BRIEF:
Produce an exact copy of all the records.

---------------

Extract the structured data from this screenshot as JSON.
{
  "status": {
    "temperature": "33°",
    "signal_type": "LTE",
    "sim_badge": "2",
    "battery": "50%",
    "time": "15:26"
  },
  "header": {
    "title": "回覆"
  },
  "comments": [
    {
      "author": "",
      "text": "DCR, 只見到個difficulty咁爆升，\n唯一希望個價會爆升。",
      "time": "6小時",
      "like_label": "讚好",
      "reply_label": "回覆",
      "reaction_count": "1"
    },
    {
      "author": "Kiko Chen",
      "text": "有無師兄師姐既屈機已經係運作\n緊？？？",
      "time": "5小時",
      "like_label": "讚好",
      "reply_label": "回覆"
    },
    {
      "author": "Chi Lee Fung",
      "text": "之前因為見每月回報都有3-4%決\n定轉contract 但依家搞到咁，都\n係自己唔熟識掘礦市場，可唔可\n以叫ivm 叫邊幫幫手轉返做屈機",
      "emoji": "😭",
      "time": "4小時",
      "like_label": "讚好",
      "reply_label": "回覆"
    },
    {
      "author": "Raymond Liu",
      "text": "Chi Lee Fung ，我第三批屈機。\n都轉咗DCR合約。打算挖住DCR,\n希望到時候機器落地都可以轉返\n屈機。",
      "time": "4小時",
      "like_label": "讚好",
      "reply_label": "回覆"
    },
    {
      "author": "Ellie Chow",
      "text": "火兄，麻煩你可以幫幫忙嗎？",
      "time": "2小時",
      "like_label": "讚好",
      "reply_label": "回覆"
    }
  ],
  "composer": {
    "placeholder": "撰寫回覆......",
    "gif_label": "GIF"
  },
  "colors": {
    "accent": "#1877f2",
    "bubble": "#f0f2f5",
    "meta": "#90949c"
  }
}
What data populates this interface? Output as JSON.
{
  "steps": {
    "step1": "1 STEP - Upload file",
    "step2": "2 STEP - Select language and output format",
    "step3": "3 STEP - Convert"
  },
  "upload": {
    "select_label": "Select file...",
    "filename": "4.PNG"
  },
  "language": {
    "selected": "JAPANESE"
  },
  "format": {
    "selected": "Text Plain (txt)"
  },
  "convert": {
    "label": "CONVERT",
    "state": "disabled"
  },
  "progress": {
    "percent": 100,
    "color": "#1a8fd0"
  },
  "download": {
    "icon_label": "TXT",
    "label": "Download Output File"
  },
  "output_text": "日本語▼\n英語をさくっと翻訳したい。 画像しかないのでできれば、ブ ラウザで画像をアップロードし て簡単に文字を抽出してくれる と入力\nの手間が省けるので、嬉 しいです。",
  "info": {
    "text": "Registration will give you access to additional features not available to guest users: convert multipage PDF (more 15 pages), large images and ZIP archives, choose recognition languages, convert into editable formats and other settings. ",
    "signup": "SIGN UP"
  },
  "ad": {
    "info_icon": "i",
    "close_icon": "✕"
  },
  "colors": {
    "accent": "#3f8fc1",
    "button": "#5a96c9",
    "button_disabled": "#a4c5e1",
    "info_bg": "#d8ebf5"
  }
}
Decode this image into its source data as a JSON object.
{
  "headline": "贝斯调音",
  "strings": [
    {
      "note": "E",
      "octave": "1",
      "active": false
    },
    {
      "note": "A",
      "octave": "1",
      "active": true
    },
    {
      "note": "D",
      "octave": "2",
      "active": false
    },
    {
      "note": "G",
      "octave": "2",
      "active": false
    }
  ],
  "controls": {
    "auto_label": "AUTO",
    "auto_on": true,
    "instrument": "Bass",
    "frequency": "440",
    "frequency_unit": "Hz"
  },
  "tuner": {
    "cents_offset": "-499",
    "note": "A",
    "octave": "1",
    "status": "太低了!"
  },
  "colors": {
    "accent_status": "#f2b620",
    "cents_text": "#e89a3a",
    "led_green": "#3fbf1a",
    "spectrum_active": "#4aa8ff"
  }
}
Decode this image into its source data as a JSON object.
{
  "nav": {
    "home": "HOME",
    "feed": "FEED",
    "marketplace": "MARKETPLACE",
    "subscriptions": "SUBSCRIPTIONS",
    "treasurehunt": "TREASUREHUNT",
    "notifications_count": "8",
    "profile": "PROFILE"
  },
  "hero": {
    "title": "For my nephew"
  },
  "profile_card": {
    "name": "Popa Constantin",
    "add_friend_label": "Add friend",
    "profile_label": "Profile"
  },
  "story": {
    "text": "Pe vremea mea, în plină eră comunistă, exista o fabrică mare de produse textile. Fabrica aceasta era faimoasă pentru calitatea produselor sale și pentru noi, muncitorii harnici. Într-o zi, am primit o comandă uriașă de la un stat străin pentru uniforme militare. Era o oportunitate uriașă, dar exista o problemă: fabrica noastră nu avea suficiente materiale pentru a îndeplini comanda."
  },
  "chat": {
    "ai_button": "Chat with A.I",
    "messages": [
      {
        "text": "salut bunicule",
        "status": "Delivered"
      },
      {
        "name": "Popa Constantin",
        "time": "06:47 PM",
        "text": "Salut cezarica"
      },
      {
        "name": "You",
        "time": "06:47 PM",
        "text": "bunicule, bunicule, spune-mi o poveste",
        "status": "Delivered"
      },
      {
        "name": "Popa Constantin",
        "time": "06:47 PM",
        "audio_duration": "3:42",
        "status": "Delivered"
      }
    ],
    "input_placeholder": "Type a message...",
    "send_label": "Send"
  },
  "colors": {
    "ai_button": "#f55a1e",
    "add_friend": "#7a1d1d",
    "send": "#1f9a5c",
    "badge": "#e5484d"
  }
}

---------------

SOLUTION TO THIS PROBLEM:
Extract the structured data from this screenshot as JSON.
{
  "status": {
    "temperature": "33°",
    "signal_type": "LTE",
    "sim_badge": "2",
    "battery": "50%",
    "time": "15:26"
  },
  "header": {
    "title": "回覆"
  },
  "comments": [
    {
      "author": "",
      "text": "DCR, 只見到個difficulty咁爆升，\n唯一希望個價會爆升。",
      "time": "6小時",
      "like_label": "讚好",
      "reply_label": "回覆",
      "reaction_count": "1"
    },
    {
      "author": "Kiko Chen",
      "text": "有無師兄師姐既屈機已經係運作\n緊？？？",
      "time": "5小時",
      "like_label": "讚好",
      "reply_label": "回覆"
    },
    {
      "author": "Chi Lee Fung",
      "text": "之前因為見每月回報都有3-4%決\n定轉contract 但依家搞到咁，都\n係自己唔熟識掘礦市場，可唔可\n以叫ivm 叫邊幫幫手轉返做屈機",
      "emoji": "😭",
      "time": "4小時",
      "like_label": "讚好",
      "reply_label": "回覆"
    },
    {
      "author": "Raymond Liu",
      "text": "Chi Lee Fung ，我第三批屈機。\n都轉咗DCR合約。打算挖住DCR,\n希望到時候機器落地都可以轉返\n屈機。",
      "time": "4小時",
      "like_label": "讚好",
      "reply_label": "回覆"
    },
    {
      "author": "Ellie Chow",
      "text": "火兄，麻煩你可以幫幫忙嗎？",
      "time": "2小時",
      "like_label": "讚好",
      "reply_label": "回覆"
    }
  ],
  "composer": {
    "placeholder": "撰寫回覆......",
    "gif_label": "GIF"
  },
  "colors": {
    "accent": "#1877f2",
    "bubble": "#f0f2f5",
    "meta": "#90949c"
  }
}
What data populates this interface? Output as JSON.
{
  "steps": {
    "step1": "1 STEP - Upload file",
    "step2": "2 STEP - Select language and output format",
    "step3": "3 STEP - Convert"
  },
  "upload": {
    "select_label": "Select file...",
    "filename": "4.PNG"
  },
  "language": {
    "selected": "JAPANESE"
  },
  "format": {
    "selected": "Text Plain (txt)"
  },
  "convert": {
    "label": "CONVERT",
    "state": "disabled"
  },
  "progress": {
    "percent": 100,
    "color": "#1a8fd0"
  },
  "download": {
    "icon_label": "TXT",
    "label": "Download Output File"
  },
  "output_text": "日本語▼\n英語をさくっと翻訳したい。 画像しかないのでできれば、ブ ラウザで画像をアップロードし て簡単に文字を抽出してくれる と入力\nの手間が省けるので、嬉 しいです。",
  "info": {
    "text": "Registration will give you access to additional features not available to guest users: convert multipage PDF (more 15 pages), large images and ZIP archives, choose recognition languages, convert into editable formats and other settings. ",
    "signup": "SIGN UP"
  },
  "ad": {
    "info_icon": "i",
    "close_icon": "✕"
  },
  "colors": {
    "accent": "#3f8fc1",
    "button": "#5a96c9",
    "button_disabled": "#a4c5e1",
    "info_bg": "#d8ebf5"
  }
}
Decode this image into its source data as a JSON object.
{
  "headline": "贝斯调音",
  "strings": [
    {
      "note": "E",
      "octave": "1",
      "active": false
    },
    {
      "note": "A",
      "octave": "1",
      "active": true
    },
    {
      "note": "D",
      "octave": "2",
      "active": false
    },
    {
      "note": "G",
      "octave": "2",
      "active": false
    }
  ],
  "controls": {
    "auto_label": "AUTO",
    "auto_on": true,
    "instrument": "Bass",
    "frequency": "440",
    "frequency_unit": "Hz"
  },
  "tuner": {
    "cents_offset": "-499",
    "note": "A",
    "octave": "1",
    "status": "太低了!"
  },
  "colors": {
    "accent_status": "#f2b620",
    "cents_text": "#e89a3a",
    "led_green": "#3fbf1a",
    "spectrum_active": "#4aa8ff"
  }
}
Decode this image into its source data as a JSON object.
{
  "nav": {
    "home": "HOME",
    "feed": "FEED",
    "marketplace": "MARKETPLACE",
    "subscriptions": "SUBSCRIPTIONS",
    "treasurehunt": "TREASUREHUNT",
    "notifications_count": "8",
    "profile": "PROFILE"
  },
  "hero": {
    "title": "For my nephew"
  },
  "profile_card": {
    "name": "Popa Constantin",
    "add_friend_label": "Add friend",
    "profile_label": "Profile"
  },
  "story": {
    "text": "Pe vremea mea, în plină eră comunistă, exista o fabrică mare de produse textile. Fabrica aceasta era faimoasă pentru calitatea produselor sale și pentru noi, muncitorii harnici. Într-o zi, am primit o comandă uriașă de la un stat străin pentru uniforme militare. Era o oportunitate uriașă, dar exista o problemă: fabrica noastră nu avea suficiente materiale pentru a îndeplini comanda."
  },
  "chat": {
    "ai_button": "Chat with A.I",
    "messages": [
      {
        "text": "salut bunicule",
        "status": "Delivered"
      },
      {
        "name": "Popa Constantin",
        "time": "06:47 PM",
        "text": "Salut cezarica"
      },
      {
        "name": "You",
        "time": "06:47 PM",
        "text": "bunicule, bunicule, spune-mi o poveste",
        "status": "Delivered"
      },
      {
        "name": "Popa Constantin",
        "time": "06:47 PM",
        "audio_duration": "3:42",
        "status": "Delivered"
      }
    ],
    "input_placeholder": "Type a message...",
    "send_label": "Send"
  },
  "colors": {
    "ai_button": "#f55a1e",
    "add_friend": "#7a1d1d",
    "send": "#1f9a5c",
    "badge": "#e5484d"
  }
}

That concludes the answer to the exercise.